> [YOUR INSTRUCTIONS]: Look through the entries and report how many lines include the word "asked". Give the number alone.

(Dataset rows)
━━━━━━

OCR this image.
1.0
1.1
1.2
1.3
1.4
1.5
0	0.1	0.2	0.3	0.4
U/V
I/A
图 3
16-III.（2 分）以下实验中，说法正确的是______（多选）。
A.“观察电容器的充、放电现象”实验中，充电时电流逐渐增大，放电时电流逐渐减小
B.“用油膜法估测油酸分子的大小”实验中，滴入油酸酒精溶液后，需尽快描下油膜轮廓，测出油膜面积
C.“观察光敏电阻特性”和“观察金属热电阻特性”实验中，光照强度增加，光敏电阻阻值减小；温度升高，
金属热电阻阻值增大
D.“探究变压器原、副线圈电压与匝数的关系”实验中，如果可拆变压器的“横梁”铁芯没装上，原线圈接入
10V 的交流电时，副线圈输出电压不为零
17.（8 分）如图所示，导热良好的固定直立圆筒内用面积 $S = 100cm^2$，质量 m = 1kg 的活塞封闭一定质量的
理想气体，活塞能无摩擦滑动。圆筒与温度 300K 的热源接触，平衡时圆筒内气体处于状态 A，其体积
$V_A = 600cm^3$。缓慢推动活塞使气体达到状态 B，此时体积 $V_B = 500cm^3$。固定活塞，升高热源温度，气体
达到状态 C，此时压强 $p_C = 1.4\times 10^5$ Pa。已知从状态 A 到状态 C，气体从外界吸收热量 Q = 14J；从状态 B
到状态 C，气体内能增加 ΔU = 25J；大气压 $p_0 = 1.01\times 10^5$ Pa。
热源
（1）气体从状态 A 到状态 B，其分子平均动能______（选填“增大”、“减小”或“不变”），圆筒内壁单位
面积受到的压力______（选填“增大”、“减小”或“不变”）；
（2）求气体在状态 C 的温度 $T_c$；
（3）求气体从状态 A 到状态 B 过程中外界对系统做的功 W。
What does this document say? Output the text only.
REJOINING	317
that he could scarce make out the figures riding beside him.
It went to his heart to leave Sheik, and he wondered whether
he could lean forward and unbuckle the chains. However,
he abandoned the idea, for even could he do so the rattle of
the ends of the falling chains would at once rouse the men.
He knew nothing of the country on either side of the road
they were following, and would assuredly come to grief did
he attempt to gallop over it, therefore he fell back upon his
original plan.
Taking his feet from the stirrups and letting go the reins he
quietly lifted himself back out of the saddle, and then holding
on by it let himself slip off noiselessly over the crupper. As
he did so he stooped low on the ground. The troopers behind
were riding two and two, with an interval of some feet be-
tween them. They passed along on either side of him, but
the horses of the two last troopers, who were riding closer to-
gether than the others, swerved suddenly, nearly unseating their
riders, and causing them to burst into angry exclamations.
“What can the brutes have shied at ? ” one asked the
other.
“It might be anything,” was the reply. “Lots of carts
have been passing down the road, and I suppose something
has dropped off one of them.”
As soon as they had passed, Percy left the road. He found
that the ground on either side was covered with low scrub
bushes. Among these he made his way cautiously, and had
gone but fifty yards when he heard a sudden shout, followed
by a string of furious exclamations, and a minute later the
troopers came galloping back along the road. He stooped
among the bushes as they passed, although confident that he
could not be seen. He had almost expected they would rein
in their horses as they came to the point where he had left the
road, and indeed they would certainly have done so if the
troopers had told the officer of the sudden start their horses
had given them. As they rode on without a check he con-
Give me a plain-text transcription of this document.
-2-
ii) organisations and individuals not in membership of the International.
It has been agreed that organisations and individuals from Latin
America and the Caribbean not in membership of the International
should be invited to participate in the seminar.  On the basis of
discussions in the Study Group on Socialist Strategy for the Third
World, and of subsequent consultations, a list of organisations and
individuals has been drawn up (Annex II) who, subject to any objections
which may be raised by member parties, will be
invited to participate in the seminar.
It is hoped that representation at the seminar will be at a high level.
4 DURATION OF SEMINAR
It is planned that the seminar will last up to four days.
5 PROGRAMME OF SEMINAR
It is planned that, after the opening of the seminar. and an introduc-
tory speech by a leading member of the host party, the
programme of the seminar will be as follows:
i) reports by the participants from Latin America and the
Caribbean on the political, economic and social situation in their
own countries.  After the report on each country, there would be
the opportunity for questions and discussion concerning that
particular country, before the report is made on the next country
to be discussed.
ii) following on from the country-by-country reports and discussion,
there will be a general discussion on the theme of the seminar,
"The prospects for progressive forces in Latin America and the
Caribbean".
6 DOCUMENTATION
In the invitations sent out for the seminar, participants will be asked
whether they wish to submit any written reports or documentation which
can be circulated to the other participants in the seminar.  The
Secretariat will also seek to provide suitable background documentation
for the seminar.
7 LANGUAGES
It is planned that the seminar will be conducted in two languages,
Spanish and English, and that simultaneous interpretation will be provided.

━━━━━━

> [THE OUTPUT]: 2